- [Exercise task]: Rewrite the items from the line containing "UI element localization: list" through the line containing "x-axis-category-label: 2025E —", changing "right-axis-tick-label" to "secondary-axis-tick-label" and leaving everything else as it is.
········
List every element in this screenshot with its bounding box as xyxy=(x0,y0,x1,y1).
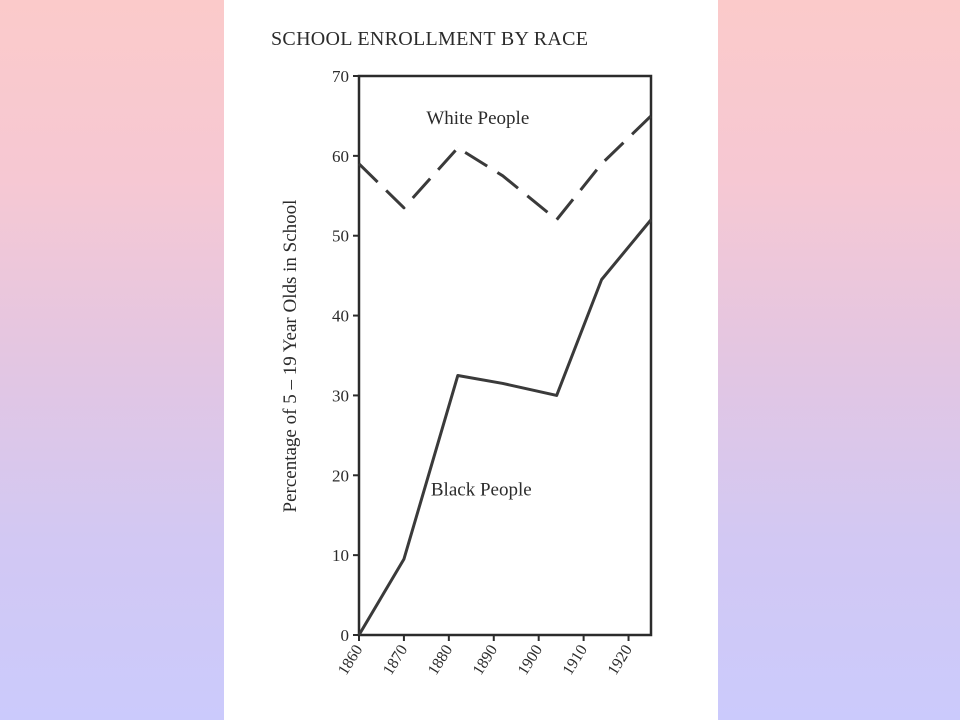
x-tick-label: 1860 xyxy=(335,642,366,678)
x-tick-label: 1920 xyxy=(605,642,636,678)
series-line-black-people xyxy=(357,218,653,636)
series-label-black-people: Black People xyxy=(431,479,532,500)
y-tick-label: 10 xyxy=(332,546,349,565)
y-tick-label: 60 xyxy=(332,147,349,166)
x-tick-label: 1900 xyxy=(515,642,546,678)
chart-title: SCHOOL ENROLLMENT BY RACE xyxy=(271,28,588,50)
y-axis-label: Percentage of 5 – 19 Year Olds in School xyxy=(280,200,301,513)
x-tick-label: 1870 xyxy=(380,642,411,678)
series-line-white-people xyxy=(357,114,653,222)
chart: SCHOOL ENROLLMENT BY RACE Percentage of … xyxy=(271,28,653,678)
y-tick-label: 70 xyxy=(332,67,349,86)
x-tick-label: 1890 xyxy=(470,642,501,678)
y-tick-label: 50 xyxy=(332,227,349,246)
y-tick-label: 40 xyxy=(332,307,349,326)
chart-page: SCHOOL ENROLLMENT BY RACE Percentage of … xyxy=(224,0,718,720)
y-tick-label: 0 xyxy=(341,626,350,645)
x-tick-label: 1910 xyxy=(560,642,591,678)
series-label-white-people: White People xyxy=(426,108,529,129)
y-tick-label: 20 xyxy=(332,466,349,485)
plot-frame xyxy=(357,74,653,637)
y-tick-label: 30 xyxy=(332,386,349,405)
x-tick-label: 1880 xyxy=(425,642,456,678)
········
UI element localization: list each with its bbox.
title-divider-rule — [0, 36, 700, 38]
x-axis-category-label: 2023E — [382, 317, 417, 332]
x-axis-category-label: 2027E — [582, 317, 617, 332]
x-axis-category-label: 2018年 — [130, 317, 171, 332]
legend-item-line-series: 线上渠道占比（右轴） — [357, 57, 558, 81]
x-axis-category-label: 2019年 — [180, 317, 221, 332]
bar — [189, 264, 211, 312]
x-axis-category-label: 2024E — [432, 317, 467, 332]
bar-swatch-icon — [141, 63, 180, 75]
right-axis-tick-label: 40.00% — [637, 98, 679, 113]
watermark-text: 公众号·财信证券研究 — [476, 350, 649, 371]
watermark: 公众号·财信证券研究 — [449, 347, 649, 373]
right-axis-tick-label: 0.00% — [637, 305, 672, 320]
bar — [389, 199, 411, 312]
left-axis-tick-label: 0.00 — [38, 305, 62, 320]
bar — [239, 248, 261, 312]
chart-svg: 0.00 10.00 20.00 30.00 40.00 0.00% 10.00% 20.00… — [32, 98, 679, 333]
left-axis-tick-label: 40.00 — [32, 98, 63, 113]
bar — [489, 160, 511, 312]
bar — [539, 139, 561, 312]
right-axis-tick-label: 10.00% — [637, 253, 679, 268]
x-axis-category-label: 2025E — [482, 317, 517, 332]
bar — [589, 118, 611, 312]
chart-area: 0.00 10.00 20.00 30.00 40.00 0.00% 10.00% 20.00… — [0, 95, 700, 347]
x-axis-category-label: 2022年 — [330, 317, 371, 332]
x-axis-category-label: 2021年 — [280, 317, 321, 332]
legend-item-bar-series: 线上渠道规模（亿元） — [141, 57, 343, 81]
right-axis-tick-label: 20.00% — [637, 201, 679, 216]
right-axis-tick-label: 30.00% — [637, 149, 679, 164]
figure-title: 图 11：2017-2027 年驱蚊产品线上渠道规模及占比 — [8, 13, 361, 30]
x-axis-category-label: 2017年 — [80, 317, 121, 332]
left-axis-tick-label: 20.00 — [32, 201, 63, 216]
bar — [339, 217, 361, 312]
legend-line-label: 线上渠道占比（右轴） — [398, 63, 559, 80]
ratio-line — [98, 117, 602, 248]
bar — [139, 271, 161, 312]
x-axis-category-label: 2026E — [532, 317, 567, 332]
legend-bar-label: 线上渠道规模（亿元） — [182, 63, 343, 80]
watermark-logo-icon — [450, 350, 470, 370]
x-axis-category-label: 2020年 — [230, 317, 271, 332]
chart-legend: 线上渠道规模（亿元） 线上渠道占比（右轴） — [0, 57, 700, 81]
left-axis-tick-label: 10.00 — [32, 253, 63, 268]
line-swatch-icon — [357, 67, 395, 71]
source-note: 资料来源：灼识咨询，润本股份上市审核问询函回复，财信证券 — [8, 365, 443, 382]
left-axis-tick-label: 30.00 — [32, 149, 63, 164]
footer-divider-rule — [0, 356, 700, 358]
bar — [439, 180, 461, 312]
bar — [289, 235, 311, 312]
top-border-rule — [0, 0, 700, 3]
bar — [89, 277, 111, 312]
········
- [Response to this task]:
UI element localization: list each with its bbox.
title-divider-rule — [0, 36, 700, 38]
x-axis-category-label: 2023E — [382, 317, 417, 332]
x-axis-category-label: 2027E — [582, 317, 617, 332]
x-axis-category-label: 2018年 — [130, 317, 171, 332]
legend-item-line-series: 线上渠道占比（右轴） — [357, 57, 558, 81]
x-axis-category-label: 2019年 — [180, 317, 221, 332]
bar — [189, 264, 211, 312]
x-axis-category-label: 2024E — [432, 317, 467, 332]
bar-swatch-icon — [141, 63, 180, 75]
secondary-axis-tick-label: 40.00% — [637, 98, 679, 113]
watermark-text: 公众号·财信证券研究 — [476, 350, 649, 371]
watermark: 公众号·财信证券研究 — [449, 347, 649, 373]
secondary-axis-tick-label: 0.00% — [637, 305, 672, 320]
bar — [389, 199, 411, 312]
left-axis-tick-label: 0.00 — [38, 305, 62, 320]
bar — [239, 248, 261, 312]
chart-svg: 0.00 10.00 20.00 30.00 40.00 0.00% 10.00% 20.00… — [32, 98, 679, 333]
left-axis-tick-label: 40.00 — [32, 98, 63, 113]
bar — [489, 160, 511, 312]
bar — [539, 139, 561, 312]
secondary-axis-tick-label: 10.00% — [637, 253, 679, 268]
x-axis-category-label: 2025E — [482, 317, 517, 332]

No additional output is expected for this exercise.